* AIM:
Gather up every line that includes the string "从事金属塑性成形及模具设计研究".

== EXTRACTED ENTRIES ==

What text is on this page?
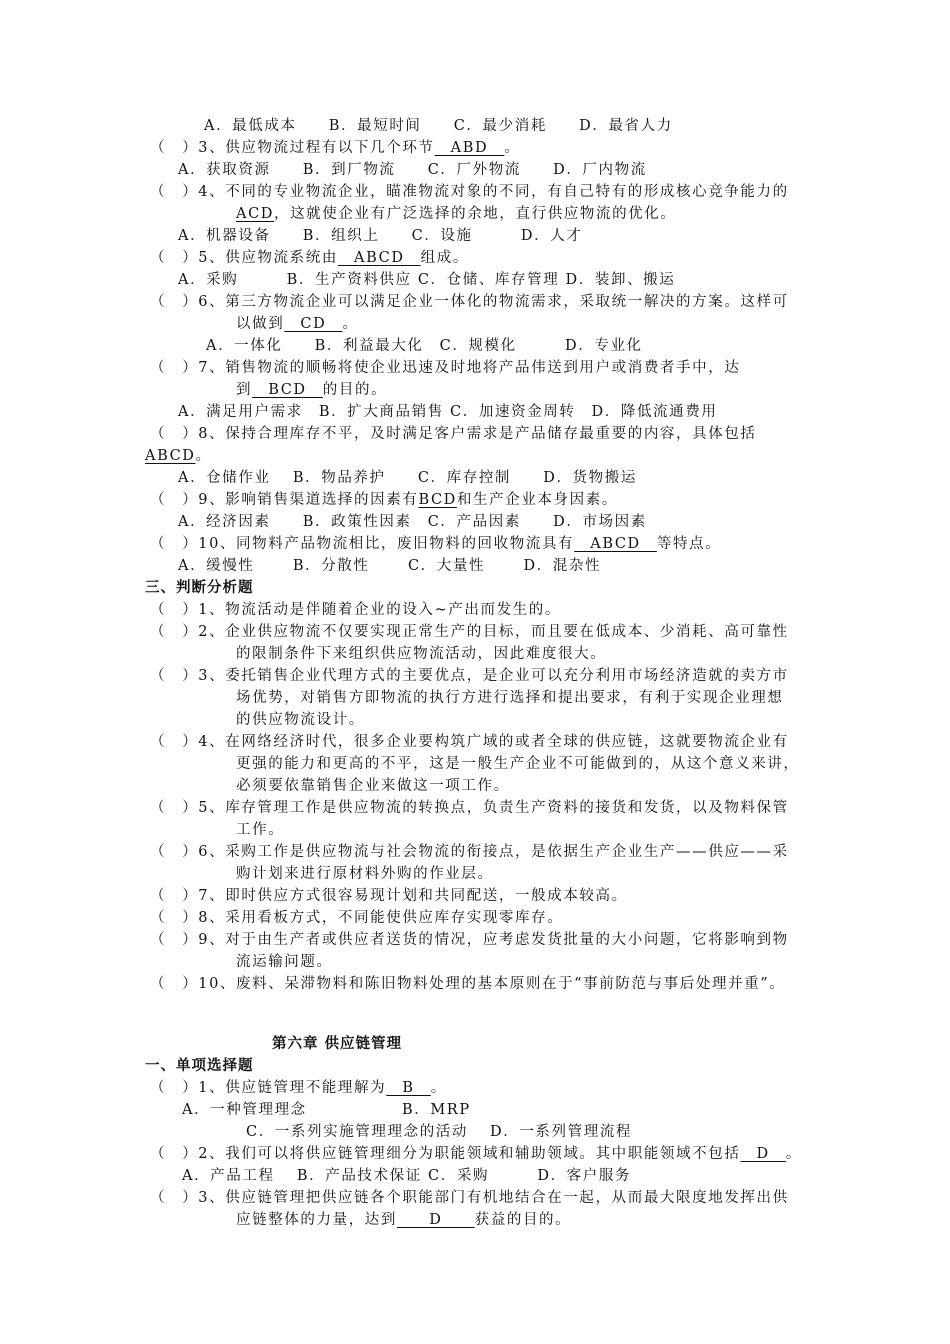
A．最低成本　　B．最短时间　　C．最少消耗　　D．最省人力
（　）3、供应物流过程有以下几个环节　ABD　。
A．获取资源　　B．到厂物流　　C．厂外物流　　D．厂内物流
（　）4、不同的专业物流企业，瞄准物流对象的不同，有自己特有的形成核心竞争能力的
ACD，这就使企业有广泛选择的余地，直行供应物流的优化。
A．机器设备　　B．组织上　　C．设施　　　D．人才
（　）5、供应物流系统由　ABCD　组成。
A．采购　　　B．生产资料供应 C．仓储、库存管理 D．装卸、搬运
（　）6、第三方物流企业可以满足企业一体化的物流需求，采取统一解决的方案。这样可
以做到　CD　。
A．一体化　　B．利益最大化　C．规模化　　　D．专业化
（　）7、销售物流的顺畅将使企业迅速及时地将产品伟送到用户或消费者手中，达
到　BCD　的目的。
A．满足用户需求　B．扩大商品销售 C．加速资金周转　D．降低流通费用
（　）8、保持合理库存不平，及时满足客户需求是产品储存最重要的内容，具体包括
ABCD。
A．仓储作业　 B．物品养护　　C．库存控制　　D．货物搬运
（　）9、影响销售渠道选择的因素有BCD和生产企业本身因素。
A．经济因素　　B．政策性因素　C．产品因素　　D．市场因素
（　）10、同物料产品物流相比，废旧物料的回收物流具有　ABCD　等特点。
A．缓慢性　　 B．分散性　　 C．大量性　　 D．混杂性
三、判断分析题
（　）1、物流活动是伴随着企业的设入~产出而发生的。
（　）2、企业供应物流不仅要实现正常生产的目标，而且要在低成本、少消耗、高可靠性
的限制条件下来组织供应物流活动，因此难度很大。
（　）3、委托销售企业代理方式的主要优点，是企业可以充分利用市场经济造就的卖方市
场优势，对销售方即物流的执行方进行选择和提出要求，有利于实现企业理想
的供应物流设计。
（　）4、在网络经济时代，很多企业要构筑广域的或者全球的供应链，这就要物流企业有
更强的能力和更高的不平，这是一般生产企业不可能做到的，从这个意义来讲，
必须要依靠销售企业来做这一项工作。
（　）5、库存管理工作是供应物流的转换点，负责生产资料的接货和发货，以及物料保管
工作。
（　）6、采购工作是供应物流与社会物流的衔接点，是依据生产企业生产——供应——采
购计划来进行原材料外购的作业层。
（　）7、即时供应方式很容易现计划和共同配送，一般成本较高。
（　）8、采用看板方式，不同能使供应库存实现零库存。
（　）9、对于由生产者或供应者送货的情况，应考虑发货批量的大小问题，它将影响到物
流运输问题。
（　）10、废料、呆滞物料和陈旧物料处理的基本原则在于“事前防范与事后处理并重”。
第六章 供应链管理
一、单项选择题
（　）1、供应链管理不能理解为　B　。
A．一种管理理念	B．MRP
C．一系列实施管理理念的活动 D．一系列管理流程
（　）2、我们可以将供应链管理细分为职能领域和辅助领域。其中职能领域不包括　D　。
A．产品工程　 B．产品技术保证 C．采购　　　D．客户服务
（　）3、供应链管理把供应链各个职能部门有机地结合在一起，从而最大限度地发挥出供
应链整体的力量，达到　　D　　获益的目的。
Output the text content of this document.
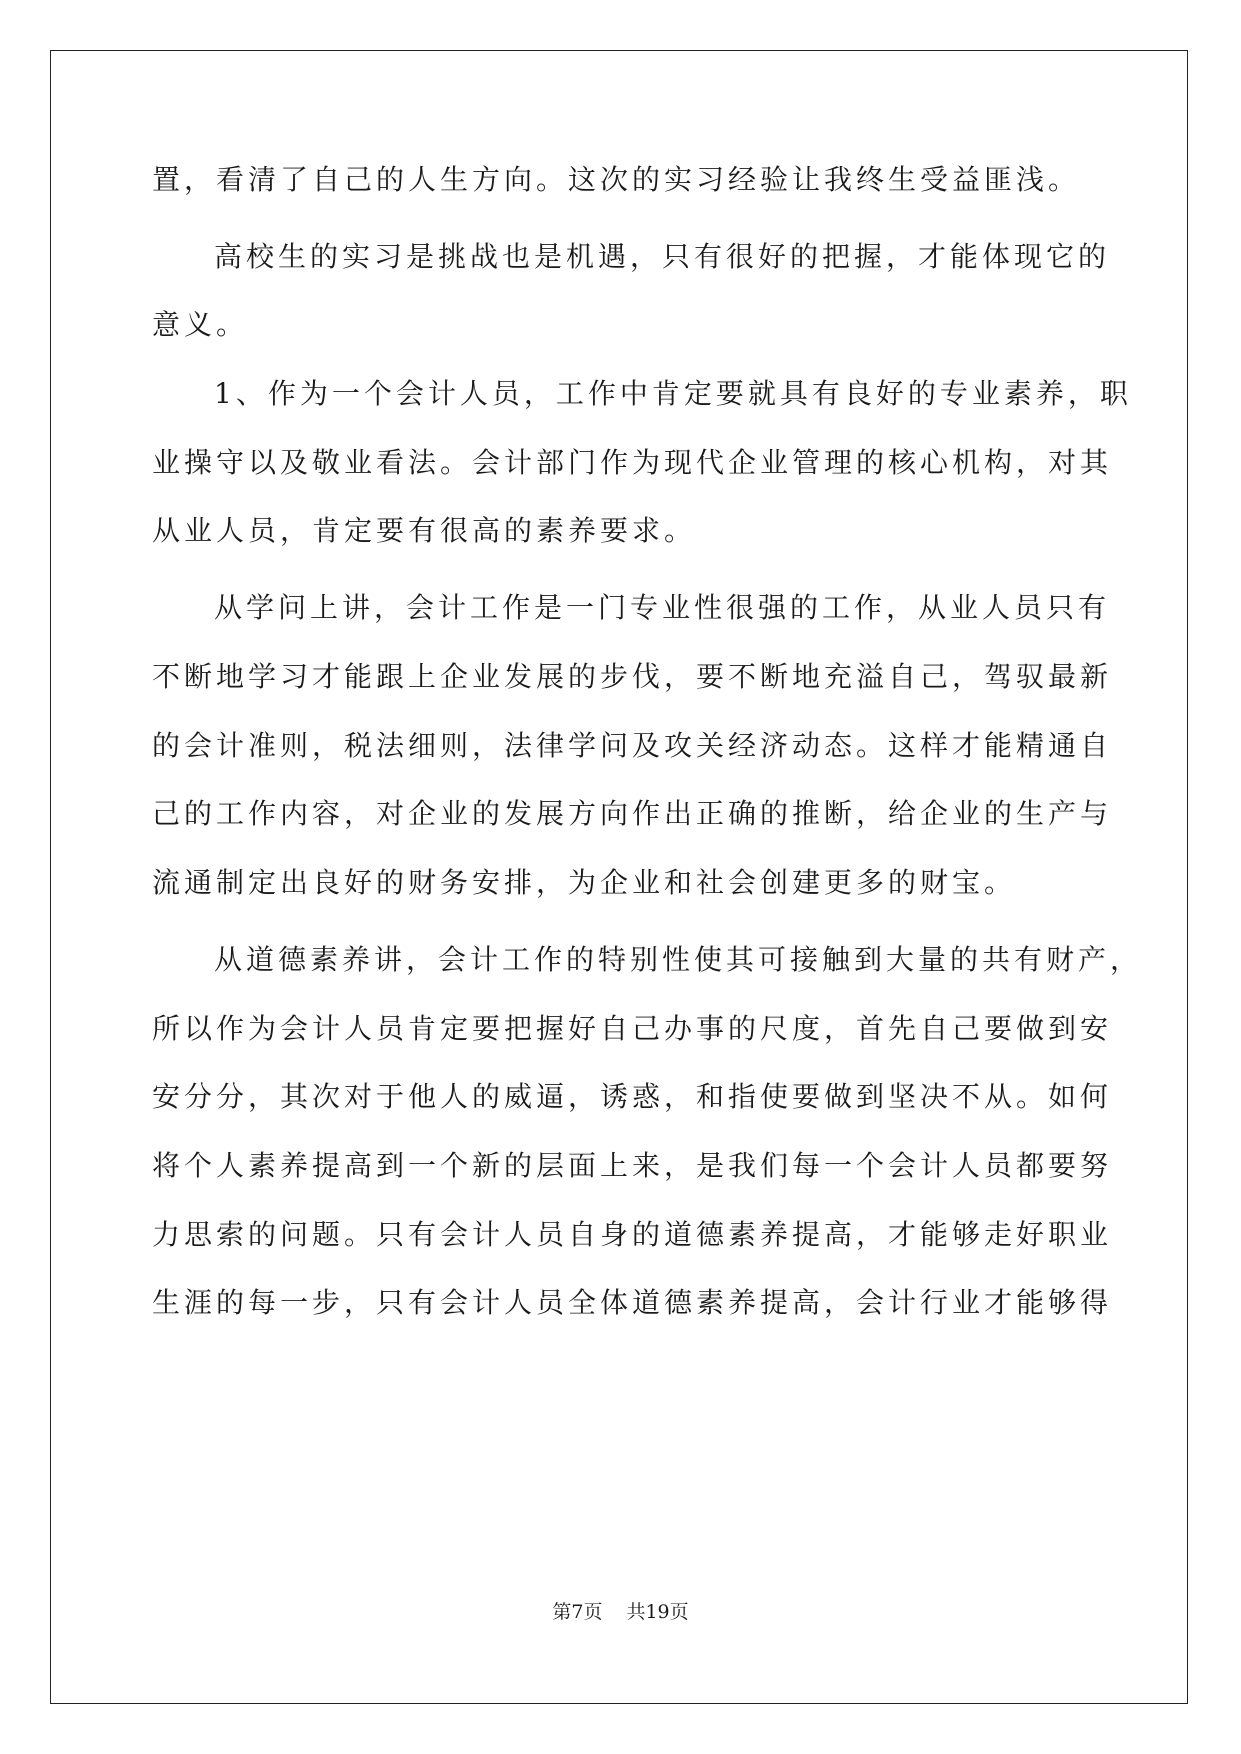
置，看清了自己的人生方向。这次的实习经验让我终生受益匪浅。
高校生的实习是挑战也是机遇，只有很好的把握，才能体现它的
意义。
1、作为一个会计人员，工作中肯定要就具有良好的专业素养，职
业操守以及敬业看法。会计部门作为现代企业管理的核心机构，对其
从业人员，肯定要有很高的素养要求。
从学问上讲，会计工作是一门专业性很强的工作，从业人员只有
不断地学习才能跟上企业发展的步伐，要不断地充溢自己，驾驭最新
的会计准则，税法细则，法律学问及攻关经济动态。这样才能精通自
己的工作内容，对企业的发展方向作出正确的推断，给企业的生产与
流通制定出良好的财务安排，为企业和社会创建更多的财宝。
从道德素养讲，会计工作的特别性使其可接触到大量的共有财产，
所以作为会计人员肯定要把握好自己办事的尺度，首先自己要做到安
安分分，其次对于他人的威逼，诱惑，和指使要做到坚决不从。如何
将个人素养提高到一个新的层面上来，是我们每一个会计人员都要努
力思索的问题。只有会计人员自身的道德素养提高，才能够走好职业
生涯的每一步，只有会计人员全体道德素养提高，会计行业才能够得
第7页 共19页
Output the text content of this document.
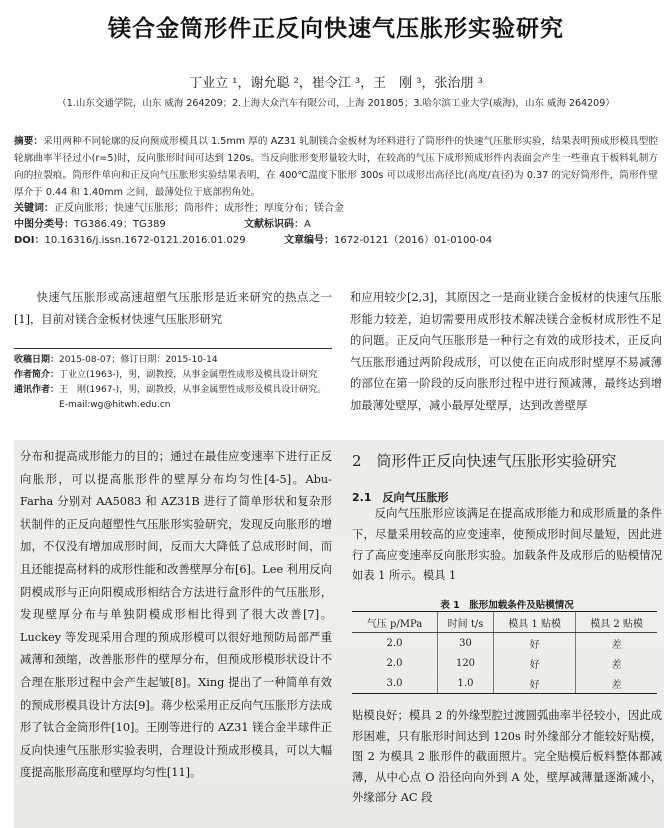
镁合金筒形件正反向快速气压胀形实验研究
丁业立 ¹，谢允聪 ²，崔令江 ³，王　刚 ³，张治朋 ³
（1.山东交通学院，山东 威海 264209；2.上海大众汽车有限公司，上海 201805；3.哈尔滨工业大学(威海)，山东 威海 264209）
摘要：采用两种不同轮廓的反向预成形模具以 1.5mm 厚的 AZ31 轧制镁合金板材为坯料进行了筒形件的快速气压胀形实验，结果表明预成形模具型腔轮廓曲率半径过小(r=5)时，反向胀形时间可达到 120s。当反向胀形变形量较大时，在较高的气压下成形预成形件内表面会产生一些垂直于板料轧制方向的拉裂痕。筒形件单向和正反向气压胀形实验结果表明，在 400℃温度下胀形 300s 可以成形出高径比(高度/直径)为 0.37 的完好筒形件，筒形件壁厚介于 0.44 和 1.40mm 之间，最薄处位于底部拐角处。
关键词：正反向胀形；快速气压胀形；筒形件；成形性；厚度分布；镁合金
中图分类号：TG386.49；TG389	文献标识码：A
DOI：10.16316/j.issn.1672-0121.2016.01.029	文章编号：1672-0121（2016）01-0100-04
快速气压胀形或高速超塑气压胀形是近来研究的热点之一[1]，目前对镁合金板材快速气压胀形研究
和应用较少[2,3]，其原因之一是商业镁合金板材的快速气压胀形能力较差，迫切需要用成形技术解决镁合金板材成形性不足的问题。正反向气压胀形是一种行之有效的成形技术，正反向气压胀形通过两阶段成形，可以使在正向成形时壁厚不易减薄的部位在第一阶段的反向胀形过程中进行预减薄，最终达到增加最薄处壁厚，减小最厚处壁厚，达到改善壁厚
收稿日期： 2015-08-07；修订日期：2015-10-14
作者简介： 丁业立(1963-)，男，副教授，从事金属塑性成形及模具设计研究
通讯作者： 王　刚(1967-)，男，副教授，从事金属塑性成形及模具设计研究。E-mail:wg@hitwh.edu.cn
分布和提高成形能力的目的；通过在最佳应变速率下进行正反向胀形，可以提高胀形件的壁厚分布均匀性[4-5]。Abu-Farha 分别对 AA5083 和 AZ31B 进行了简单形状和复杂形状制件的正反向超塑性气压胀形实验研究，发现反向胀形的增加，不仅没有增加成形时间，反而大大降低了总成形时间，而且还能提高材料的成形性能和改善壁厚分布[6]。Lee 利用反向阴模成形与正向阳模成形相结合方法进行盒形件的气压胀形，发现壁厚分布与单独阴模成形相比得到了很大改善[7]。Luckey 等发现采用合理的预成形模可以很好地预防局部严重减薄和颈缩，改善胀形件的壁厚分布，但预成形模形状设计不合理在胀形过程中会产生起皱[8]。Xing 提出了一种简单有效的预成形模具设计方法[9]。蒋少松采用正反向气压胀形方法成形了钛合金筒形件[10]。王刚等进行的 AZ31 镁合金半球件正反向快速气压胀形实验表明，合理设计预成形模具，可以大幅度提高胀形高度和壁厚均匀性[11]。
2　筒形件正反向快速气压胀形实验研究
2.1　反向气压胀形
反向气压胀形应该满足在提高成形能力和成形质量的条件下，尽量采用较高的应变速率，使预成形时间尽量短，因此进行了高应变速率反向胀形实验。加载条件及成形后的贴模情况如表 1 所示。模具 1
表 1　胀形加载条件及贴模情况
气压 p/MPa	时间 t/s	模具 1 贴模	模具 2 贴模
2.0	30	好	差
2.0	120	好	差
3.0	1.0	好	差
贴模良好；模具 2 的外缘型腔过渡圆弧曲率半径较小，因此成形困难，只有胀形时间达到 120s 时外缘部分才能较好贴模，图 2 为模具 2 胀形件的截面照片。完全贴模后板料整体都减薄，从中心点 O 沿径向向外到 A 处，壁厚减薄量逐渐减小，外缘部分 AC 段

===

* WORKED SOLUTION:
作者简介： 丁业立(1963-)，男，副教授，从事金属塑性成形及模具设计研究
通讯作者： 王　刚(1967-)，男，副教授，从事金属塑性成形及模具设计研究。E-mail:wg@hitwh.edu.cn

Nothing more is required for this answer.